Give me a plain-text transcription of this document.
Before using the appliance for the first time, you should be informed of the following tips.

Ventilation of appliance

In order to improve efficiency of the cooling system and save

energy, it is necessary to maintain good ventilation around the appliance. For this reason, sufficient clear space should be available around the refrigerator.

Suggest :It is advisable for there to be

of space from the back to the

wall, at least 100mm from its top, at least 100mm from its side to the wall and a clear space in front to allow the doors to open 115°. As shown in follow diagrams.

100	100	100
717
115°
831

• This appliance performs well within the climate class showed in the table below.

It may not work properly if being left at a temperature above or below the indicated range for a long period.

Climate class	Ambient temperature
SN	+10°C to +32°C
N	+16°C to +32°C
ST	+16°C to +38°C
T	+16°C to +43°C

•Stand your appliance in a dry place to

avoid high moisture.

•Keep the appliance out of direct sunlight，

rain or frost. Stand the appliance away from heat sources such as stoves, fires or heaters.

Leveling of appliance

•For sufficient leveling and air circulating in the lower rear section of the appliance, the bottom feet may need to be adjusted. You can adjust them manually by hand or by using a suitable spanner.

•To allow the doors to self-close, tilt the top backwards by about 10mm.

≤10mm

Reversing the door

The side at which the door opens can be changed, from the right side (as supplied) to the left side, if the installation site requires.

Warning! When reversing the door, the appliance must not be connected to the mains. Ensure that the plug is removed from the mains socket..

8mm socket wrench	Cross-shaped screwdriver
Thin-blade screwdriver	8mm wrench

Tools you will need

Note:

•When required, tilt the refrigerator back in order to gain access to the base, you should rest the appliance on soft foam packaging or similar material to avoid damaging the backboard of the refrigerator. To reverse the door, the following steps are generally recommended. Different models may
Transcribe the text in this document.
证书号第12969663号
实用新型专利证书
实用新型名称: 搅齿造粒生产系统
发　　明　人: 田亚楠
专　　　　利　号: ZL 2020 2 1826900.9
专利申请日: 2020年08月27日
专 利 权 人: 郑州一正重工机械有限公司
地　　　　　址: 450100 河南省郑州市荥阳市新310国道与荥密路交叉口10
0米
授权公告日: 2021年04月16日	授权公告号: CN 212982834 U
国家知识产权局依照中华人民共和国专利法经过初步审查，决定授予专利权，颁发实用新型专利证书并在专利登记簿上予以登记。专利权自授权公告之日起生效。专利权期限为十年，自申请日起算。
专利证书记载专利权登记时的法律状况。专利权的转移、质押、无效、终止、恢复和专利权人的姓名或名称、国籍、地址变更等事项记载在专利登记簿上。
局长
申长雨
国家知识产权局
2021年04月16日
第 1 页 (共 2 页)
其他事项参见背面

⁂

- [Task] Print all of the entries exactly as they appear.

- [The reply]
Give me a plain-text transcription of this document.
Before using the appliance for the first time, you should be informed of the following tips.

Ventilation of appliance

In order to improve efficiency of the cooling system and save

energy, it is necessary to maintain good ventilation around the appliance. For this reason, sufficient clear space should be available around the refrigerator.

Suggest :It is advisable for there to be

of space from the back to the

wall, at least 100mm from its top, at least 100mm from its side to the wall and a clear space in front to allow the doors to open 115°. As shown in follow diagrams.

100	100	100
717
115°
831

• This appliance performs well within the climate class showed in the table below.

It may not work properly if being left at a temperature above or below the indicated range for a long period.

Climate class	Ambient temperature
SN	+10°C to +32°C
N	+16°C to +32°C
ST	+16°C to +38°C
T	+16°C to +43°C

•Stand your appliance in a dry place to

avoid high moisture.

•Keep the appliance out of direct sunlight，

rain or frost. Stand the appliance away from heat sources such as stoves, fires or heaters.

Leveling of appliance

•For sufficient leveling and air circulating in the lower rear section of the appliance, the bottom feet may need to be adjusted. You can adjust them manually by hand or by using a suitable spanner.

•To allow the doors to self-close, tilt the top backwards by about 10mm.

≤10mm

Reversing the door

The side at which the door opens can be changed, from the right side (as supplied) to the left side, if the installation site requires.

Warning! When reversing the door, the appliance must not be connected to the mains. Ensure that the plug is removed from the mains socket..

8mm socket wrench	Cross-shaped screwdriver
Thin-blade screwdriver	8mm wrench

Tools you will need

Note:

•When required, tilt the refrigerator back in order to gain access to the base, you should rest the appliance on soft foam packaging or similar material to avoid damaging the backboard of the refrigerator. To reverse the door, the following steps are generally recommended. Different models may
Transcribe the text in this document.
证书号第12969663号
实用新型专利证书
实用新型名称: 搅齿造粒生产系统
发　　明　人: 田亚楠
专　　　　利　号: ZL 2020 2 1826900.9
专利申请日: 2020年08月27日
专 利 权 人: 郑州一正重工机械有限公司
地　　　　　址: 450100 河南省郑州市荥阳市新310国道与荥密路交叉口10
0米
授权公告日: 2021年04月16日	授权公告号: CN 212982834 U
国家知识产权局依照中华人民共和国专利法经过初步审查，决定授予专利权，颁发实用新型专利证书并在专利登记簿上予以登记。专利权自授权公告之日起生效。专利权期限为十年，自申请日起算。
专利证书记载专利权登记时的法律状况。专利权的转移、质押、无效、终止、恢复和专利权人的姓名或名称、国籍、地址变更等事项记载在专利登记簿上。
局长
申长雨
国家知识产权局
2021年04月16日
第 1 页 (共 2 页)
其他事项参见背面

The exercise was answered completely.